### Stated goal
Identify all lines in the data containing the string "Demanda". Copy them out.

Records about charts and figures:
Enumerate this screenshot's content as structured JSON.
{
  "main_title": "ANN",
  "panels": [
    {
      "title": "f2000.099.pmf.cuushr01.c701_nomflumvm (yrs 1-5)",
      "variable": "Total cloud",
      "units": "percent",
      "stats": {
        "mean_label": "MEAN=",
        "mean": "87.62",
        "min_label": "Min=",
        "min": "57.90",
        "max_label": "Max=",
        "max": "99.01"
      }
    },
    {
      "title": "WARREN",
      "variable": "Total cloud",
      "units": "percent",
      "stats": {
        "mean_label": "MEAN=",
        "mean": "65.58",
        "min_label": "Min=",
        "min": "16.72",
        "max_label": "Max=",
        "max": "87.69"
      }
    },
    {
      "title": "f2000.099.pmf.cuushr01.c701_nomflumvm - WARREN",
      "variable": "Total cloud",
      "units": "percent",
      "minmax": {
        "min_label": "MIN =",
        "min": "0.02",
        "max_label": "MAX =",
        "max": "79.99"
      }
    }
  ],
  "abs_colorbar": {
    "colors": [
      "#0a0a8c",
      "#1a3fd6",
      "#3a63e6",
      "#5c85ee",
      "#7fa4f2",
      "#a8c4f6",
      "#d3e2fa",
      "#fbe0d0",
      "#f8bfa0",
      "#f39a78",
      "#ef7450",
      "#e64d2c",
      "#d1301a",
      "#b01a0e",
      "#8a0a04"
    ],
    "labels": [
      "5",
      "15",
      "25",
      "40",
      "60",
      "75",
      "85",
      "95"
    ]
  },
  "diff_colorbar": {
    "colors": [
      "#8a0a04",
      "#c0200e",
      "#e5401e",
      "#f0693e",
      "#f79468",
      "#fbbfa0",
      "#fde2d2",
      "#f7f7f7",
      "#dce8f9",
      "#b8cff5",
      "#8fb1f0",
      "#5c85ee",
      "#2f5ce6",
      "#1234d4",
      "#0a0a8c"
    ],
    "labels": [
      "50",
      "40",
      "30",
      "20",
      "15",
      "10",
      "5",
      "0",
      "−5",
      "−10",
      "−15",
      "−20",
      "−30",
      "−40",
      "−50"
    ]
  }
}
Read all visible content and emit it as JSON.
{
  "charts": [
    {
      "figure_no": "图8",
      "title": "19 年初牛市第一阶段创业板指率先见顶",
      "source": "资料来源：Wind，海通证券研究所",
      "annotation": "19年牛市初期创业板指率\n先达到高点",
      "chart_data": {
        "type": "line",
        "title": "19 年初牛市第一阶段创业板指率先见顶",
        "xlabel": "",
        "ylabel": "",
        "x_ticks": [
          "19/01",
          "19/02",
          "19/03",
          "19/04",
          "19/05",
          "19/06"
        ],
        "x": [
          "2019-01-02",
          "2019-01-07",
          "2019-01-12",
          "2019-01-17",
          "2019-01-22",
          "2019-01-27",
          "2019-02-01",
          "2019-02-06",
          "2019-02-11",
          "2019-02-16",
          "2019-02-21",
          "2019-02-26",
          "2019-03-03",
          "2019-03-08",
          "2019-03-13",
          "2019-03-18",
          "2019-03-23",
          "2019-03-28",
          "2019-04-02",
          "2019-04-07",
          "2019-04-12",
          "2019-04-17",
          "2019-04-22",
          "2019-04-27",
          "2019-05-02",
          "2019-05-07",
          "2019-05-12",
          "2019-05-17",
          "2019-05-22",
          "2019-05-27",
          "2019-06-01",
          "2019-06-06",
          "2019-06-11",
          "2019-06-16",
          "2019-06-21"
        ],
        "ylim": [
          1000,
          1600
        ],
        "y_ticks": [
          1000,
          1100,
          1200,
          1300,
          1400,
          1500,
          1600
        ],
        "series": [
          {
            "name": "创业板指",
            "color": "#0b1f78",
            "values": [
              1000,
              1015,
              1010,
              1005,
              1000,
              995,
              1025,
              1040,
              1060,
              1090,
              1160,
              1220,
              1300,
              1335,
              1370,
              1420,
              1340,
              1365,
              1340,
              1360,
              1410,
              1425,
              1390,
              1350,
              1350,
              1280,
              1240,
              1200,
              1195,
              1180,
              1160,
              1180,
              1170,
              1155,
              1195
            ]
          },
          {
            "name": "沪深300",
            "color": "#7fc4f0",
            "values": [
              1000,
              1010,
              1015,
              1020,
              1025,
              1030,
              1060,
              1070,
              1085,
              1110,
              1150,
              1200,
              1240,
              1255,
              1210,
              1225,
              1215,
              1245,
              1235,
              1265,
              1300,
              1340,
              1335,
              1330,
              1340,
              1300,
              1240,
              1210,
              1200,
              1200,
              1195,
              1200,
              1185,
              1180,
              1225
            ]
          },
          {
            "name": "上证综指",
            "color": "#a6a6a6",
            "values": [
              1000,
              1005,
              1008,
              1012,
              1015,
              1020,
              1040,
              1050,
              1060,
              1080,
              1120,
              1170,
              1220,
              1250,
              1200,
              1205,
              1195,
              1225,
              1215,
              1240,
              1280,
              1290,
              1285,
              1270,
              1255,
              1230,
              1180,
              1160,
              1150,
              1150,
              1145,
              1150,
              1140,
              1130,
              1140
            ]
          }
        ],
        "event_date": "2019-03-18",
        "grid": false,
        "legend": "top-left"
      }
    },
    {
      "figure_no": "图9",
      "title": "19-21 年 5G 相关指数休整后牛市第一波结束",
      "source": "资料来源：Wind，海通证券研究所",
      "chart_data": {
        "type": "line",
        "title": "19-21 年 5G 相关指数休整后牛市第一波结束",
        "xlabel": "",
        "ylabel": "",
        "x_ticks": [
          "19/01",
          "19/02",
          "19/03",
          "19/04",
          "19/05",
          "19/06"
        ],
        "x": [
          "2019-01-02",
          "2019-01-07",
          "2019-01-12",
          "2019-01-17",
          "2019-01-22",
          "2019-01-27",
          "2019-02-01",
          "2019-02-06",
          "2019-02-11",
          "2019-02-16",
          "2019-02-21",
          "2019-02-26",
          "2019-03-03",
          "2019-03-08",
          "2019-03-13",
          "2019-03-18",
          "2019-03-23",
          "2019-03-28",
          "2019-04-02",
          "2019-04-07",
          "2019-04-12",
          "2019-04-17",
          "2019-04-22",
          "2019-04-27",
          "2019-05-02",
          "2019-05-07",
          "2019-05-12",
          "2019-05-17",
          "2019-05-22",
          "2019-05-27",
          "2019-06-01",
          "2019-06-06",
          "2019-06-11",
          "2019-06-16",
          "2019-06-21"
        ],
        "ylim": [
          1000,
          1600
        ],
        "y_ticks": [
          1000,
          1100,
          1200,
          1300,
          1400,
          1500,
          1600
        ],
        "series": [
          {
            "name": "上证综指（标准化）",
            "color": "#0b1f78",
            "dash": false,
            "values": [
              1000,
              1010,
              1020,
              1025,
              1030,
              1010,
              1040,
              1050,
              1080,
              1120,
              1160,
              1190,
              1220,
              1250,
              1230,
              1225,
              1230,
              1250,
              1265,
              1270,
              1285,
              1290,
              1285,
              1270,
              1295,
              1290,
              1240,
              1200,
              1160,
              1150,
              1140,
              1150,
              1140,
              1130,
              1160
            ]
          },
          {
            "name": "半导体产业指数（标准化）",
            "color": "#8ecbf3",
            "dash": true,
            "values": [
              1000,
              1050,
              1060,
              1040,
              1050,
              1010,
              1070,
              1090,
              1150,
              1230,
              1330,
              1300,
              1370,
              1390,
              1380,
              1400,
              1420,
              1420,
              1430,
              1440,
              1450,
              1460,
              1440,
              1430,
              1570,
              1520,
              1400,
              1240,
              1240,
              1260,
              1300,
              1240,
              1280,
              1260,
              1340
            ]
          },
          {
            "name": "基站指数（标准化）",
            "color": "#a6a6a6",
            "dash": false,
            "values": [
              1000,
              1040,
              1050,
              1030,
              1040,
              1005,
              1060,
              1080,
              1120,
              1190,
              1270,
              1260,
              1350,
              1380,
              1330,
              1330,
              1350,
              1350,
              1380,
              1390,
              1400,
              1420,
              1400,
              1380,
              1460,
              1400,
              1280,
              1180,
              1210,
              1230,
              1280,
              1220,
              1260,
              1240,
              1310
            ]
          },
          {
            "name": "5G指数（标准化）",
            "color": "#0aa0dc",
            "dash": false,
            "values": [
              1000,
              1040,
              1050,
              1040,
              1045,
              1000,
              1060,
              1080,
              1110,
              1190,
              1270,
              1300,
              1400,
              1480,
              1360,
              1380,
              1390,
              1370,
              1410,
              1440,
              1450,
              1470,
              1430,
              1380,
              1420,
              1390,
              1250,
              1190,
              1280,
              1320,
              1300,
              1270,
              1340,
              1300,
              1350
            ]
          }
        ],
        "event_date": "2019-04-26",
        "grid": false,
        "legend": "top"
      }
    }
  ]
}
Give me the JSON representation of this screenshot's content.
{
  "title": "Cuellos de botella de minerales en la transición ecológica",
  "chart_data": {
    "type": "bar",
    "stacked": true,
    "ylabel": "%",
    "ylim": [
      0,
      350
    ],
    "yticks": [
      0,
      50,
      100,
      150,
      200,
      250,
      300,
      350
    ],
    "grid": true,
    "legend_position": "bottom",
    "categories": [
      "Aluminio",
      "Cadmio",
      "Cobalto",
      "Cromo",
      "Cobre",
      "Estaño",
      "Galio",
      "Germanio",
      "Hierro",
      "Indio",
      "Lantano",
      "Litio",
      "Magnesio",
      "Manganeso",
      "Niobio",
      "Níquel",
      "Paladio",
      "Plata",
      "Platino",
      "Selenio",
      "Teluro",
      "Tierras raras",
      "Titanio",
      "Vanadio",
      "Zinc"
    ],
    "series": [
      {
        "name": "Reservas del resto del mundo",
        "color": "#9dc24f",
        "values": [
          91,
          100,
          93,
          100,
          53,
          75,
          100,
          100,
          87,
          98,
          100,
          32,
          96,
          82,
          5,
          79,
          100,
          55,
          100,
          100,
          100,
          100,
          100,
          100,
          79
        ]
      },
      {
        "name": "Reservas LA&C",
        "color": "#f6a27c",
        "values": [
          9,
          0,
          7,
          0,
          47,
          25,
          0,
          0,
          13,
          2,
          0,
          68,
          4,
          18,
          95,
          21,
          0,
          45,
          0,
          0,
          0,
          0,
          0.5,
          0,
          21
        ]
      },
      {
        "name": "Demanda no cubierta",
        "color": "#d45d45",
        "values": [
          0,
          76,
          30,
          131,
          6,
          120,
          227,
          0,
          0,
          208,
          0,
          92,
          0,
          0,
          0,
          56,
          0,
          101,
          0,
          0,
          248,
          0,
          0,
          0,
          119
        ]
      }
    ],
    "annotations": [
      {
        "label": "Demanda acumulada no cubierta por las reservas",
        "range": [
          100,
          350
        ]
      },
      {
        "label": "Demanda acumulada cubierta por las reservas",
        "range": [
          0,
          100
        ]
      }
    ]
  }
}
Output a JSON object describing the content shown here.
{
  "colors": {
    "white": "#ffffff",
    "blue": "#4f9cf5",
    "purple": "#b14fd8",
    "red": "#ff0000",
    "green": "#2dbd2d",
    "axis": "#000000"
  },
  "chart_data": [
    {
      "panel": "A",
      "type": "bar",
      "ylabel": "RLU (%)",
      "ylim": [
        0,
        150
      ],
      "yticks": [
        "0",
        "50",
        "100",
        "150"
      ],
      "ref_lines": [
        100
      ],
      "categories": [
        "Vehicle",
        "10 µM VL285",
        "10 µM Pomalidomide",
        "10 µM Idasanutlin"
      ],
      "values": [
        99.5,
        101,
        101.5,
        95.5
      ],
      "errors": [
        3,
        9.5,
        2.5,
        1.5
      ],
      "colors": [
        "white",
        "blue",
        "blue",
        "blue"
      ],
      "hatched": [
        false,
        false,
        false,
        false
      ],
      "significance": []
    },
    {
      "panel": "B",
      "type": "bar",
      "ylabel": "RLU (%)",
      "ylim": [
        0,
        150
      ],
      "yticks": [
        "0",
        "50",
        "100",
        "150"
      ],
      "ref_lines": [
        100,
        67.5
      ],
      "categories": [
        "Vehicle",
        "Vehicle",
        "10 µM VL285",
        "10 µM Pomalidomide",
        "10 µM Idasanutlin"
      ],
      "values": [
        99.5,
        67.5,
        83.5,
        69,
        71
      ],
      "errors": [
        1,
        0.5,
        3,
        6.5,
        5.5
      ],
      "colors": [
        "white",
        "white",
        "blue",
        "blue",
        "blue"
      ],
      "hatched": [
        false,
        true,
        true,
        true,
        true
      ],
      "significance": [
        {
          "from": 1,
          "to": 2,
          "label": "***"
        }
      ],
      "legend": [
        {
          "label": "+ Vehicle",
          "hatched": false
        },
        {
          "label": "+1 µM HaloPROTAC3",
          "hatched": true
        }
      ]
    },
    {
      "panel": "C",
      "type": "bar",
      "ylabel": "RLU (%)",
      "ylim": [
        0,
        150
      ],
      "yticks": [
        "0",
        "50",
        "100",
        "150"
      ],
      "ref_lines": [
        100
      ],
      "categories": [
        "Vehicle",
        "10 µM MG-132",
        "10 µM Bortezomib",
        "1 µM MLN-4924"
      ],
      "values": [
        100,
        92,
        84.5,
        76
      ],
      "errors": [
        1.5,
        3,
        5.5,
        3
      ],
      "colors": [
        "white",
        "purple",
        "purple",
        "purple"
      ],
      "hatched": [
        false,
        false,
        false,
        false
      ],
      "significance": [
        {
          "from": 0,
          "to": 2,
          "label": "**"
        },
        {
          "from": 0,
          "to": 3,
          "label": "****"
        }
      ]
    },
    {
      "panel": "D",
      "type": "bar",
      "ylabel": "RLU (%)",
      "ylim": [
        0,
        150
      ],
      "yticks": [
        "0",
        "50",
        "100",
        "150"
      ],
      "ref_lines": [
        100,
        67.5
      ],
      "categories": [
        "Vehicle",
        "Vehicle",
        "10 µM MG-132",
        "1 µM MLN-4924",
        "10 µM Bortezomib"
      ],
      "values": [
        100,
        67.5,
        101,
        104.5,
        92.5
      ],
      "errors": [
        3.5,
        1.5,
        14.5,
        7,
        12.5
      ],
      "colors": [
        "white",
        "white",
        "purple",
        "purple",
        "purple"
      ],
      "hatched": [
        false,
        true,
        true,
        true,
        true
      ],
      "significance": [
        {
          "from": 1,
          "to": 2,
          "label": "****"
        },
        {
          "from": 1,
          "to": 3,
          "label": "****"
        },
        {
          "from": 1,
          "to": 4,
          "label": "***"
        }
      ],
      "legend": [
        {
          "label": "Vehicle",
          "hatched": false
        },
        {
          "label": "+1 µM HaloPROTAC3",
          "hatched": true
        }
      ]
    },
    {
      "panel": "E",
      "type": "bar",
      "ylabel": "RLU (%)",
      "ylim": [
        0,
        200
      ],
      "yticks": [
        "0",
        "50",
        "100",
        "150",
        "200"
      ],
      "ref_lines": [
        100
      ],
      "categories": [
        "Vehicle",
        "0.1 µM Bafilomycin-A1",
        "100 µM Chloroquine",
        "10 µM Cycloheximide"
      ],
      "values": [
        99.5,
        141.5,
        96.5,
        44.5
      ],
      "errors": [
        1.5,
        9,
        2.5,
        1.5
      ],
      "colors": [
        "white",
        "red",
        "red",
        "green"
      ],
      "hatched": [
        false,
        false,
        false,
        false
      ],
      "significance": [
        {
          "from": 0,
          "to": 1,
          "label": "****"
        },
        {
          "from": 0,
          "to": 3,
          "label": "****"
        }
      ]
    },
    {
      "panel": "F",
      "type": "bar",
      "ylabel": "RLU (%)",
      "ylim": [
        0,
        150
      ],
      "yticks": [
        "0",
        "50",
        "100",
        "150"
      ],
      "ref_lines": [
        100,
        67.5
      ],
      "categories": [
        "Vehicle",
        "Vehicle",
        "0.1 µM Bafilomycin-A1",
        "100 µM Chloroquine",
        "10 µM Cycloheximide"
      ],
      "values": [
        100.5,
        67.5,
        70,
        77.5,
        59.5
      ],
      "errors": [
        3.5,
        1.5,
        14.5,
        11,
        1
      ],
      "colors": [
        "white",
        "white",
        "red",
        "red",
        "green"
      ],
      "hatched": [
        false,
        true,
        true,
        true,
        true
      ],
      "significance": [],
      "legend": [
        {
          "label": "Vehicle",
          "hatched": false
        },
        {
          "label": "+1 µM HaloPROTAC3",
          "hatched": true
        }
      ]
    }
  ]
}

### Exercise output
        "name": "Demanda no cubierta",
        "label": "Demanda acumulada no cubierta por las reservas",
        "label": "Demanda acumulada cubierta por las reservas",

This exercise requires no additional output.